:: DATA SHOWN ::

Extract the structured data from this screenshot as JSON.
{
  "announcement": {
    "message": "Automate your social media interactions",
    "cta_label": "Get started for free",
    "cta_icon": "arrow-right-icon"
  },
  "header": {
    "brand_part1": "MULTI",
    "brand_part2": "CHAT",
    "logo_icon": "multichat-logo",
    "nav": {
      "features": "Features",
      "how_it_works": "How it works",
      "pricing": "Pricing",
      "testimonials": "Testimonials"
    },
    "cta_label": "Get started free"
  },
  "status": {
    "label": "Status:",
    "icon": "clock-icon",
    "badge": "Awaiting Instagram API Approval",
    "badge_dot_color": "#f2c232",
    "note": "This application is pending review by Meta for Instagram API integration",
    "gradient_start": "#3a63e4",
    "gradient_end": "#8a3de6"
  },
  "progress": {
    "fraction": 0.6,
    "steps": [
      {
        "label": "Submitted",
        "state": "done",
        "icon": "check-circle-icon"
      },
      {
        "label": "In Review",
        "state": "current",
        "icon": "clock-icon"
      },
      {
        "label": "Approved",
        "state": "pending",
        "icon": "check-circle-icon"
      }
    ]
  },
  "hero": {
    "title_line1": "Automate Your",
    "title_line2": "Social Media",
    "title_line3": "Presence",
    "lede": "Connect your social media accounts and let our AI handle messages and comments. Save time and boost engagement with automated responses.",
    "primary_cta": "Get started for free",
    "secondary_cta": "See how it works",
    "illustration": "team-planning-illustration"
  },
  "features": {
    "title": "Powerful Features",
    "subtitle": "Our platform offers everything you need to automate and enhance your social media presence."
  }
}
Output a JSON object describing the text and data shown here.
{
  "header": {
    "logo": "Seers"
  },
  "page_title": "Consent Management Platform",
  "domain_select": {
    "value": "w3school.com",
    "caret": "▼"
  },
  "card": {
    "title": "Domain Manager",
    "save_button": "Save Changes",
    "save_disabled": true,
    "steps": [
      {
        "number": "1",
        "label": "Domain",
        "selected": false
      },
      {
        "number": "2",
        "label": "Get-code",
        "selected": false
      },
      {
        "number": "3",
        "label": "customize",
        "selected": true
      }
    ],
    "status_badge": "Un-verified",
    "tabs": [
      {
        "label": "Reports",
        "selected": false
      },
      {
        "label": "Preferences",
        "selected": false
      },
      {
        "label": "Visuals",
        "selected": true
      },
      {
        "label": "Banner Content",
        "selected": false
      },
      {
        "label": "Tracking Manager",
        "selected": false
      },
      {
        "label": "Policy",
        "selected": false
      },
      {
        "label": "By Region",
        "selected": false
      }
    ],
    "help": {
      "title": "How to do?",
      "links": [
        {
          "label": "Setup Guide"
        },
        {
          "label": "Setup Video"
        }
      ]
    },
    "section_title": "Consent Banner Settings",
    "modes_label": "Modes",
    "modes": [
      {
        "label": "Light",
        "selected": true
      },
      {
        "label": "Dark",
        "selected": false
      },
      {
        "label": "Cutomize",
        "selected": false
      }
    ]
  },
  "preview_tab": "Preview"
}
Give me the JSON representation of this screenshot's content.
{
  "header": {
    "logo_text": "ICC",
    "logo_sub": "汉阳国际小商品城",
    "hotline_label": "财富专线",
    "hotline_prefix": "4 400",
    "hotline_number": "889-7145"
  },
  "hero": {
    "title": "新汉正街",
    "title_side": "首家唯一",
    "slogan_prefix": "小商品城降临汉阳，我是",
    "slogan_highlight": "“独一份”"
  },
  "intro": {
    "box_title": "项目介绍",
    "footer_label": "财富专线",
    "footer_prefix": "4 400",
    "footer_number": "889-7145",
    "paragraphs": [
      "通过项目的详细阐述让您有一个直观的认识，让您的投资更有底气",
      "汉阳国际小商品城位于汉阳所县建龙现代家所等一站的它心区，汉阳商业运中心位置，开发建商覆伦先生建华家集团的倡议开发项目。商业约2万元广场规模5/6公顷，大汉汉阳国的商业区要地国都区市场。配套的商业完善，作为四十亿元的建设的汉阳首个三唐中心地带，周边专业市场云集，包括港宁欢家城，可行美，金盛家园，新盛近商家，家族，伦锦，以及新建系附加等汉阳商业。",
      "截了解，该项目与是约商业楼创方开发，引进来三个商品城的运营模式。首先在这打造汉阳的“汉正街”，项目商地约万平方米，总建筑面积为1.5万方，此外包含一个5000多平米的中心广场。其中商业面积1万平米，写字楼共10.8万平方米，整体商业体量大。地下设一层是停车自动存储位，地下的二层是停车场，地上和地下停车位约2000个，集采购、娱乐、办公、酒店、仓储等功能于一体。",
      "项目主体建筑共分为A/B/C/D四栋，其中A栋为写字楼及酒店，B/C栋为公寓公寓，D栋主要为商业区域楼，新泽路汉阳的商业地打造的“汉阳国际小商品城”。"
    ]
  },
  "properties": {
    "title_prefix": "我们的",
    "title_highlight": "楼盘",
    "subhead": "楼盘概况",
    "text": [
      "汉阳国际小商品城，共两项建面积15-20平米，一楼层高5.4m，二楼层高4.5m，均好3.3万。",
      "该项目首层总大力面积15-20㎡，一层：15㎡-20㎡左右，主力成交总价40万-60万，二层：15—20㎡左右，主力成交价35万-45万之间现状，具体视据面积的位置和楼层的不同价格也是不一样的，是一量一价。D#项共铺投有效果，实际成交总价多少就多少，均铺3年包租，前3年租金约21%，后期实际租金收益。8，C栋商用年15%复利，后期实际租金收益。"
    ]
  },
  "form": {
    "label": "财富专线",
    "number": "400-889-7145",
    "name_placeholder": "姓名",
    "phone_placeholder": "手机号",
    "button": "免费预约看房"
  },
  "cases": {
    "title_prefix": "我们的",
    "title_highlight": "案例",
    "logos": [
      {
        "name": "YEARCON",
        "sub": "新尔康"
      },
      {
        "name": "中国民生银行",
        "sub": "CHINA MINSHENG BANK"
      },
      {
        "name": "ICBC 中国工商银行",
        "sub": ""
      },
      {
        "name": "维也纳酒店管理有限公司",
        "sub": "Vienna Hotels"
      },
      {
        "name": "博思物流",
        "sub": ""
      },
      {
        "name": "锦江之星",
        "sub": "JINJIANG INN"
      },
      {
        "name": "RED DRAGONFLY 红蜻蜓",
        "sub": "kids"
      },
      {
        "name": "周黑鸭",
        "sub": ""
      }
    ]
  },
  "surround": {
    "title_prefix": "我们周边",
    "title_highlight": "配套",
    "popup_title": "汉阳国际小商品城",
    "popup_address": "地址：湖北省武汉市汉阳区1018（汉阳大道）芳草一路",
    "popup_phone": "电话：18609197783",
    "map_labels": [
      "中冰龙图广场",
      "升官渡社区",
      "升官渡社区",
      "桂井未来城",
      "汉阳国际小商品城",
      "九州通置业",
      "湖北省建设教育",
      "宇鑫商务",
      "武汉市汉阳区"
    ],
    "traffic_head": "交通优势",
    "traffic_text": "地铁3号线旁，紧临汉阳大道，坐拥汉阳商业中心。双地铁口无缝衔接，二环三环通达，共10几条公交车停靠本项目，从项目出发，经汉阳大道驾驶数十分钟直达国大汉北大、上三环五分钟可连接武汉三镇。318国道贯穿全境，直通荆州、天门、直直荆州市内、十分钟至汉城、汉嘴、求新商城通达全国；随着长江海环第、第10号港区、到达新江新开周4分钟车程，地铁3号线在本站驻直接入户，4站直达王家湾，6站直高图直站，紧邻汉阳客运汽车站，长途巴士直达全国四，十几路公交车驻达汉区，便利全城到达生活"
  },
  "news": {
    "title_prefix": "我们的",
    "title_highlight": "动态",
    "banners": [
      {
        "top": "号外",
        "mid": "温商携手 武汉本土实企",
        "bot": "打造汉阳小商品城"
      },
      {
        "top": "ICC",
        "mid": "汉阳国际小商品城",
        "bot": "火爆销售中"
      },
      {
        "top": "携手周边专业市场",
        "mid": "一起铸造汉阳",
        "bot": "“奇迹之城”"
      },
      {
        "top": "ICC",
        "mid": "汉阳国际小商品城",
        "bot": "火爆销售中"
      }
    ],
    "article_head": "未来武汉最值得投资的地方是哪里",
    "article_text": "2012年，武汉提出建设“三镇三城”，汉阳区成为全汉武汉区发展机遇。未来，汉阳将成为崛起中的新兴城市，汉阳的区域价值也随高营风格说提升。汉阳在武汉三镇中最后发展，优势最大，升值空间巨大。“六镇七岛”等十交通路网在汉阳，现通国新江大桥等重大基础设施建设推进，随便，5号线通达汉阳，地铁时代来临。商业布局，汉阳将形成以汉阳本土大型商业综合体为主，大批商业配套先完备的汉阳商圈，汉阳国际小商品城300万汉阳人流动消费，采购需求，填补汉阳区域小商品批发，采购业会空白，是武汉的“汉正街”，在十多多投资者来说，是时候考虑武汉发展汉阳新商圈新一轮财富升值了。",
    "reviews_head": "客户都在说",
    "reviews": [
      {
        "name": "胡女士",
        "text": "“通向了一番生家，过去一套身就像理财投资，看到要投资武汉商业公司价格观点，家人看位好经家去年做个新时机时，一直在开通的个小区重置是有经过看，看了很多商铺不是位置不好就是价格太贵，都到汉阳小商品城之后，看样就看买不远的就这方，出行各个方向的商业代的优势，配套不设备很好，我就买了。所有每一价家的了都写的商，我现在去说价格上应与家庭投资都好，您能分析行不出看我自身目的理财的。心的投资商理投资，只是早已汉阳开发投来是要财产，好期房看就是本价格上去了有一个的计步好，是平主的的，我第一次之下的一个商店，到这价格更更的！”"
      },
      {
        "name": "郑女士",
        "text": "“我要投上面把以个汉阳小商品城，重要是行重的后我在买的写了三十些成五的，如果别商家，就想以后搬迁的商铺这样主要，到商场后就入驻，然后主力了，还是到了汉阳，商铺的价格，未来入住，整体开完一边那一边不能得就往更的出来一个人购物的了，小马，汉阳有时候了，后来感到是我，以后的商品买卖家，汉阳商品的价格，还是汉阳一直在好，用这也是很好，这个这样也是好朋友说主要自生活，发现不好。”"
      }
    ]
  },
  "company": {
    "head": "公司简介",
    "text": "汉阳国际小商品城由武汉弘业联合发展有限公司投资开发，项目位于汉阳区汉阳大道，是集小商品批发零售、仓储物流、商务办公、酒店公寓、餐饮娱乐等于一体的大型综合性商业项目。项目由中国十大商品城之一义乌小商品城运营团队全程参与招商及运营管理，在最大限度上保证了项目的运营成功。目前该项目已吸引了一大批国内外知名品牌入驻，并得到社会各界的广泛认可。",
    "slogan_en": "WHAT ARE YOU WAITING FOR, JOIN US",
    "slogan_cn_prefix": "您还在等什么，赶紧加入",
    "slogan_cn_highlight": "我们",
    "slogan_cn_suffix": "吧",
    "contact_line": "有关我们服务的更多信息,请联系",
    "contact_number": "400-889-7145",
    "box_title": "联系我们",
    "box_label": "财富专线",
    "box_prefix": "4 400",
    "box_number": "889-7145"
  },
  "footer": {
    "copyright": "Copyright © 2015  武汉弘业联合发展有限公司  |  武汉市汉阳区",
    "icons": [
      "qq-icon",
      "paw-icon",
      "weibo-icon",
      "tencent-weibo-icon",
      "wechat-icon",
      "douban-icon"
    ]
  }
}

:: WHAT THE TASK REQUIRES ::
Copy every line of the listing where the word "Instagram" appears.

:: TASK RESPONSE ::
    "badge": "Awaiting Instagram API Approval",
    "note": "This application is pending review by Meta for Instagram API integration",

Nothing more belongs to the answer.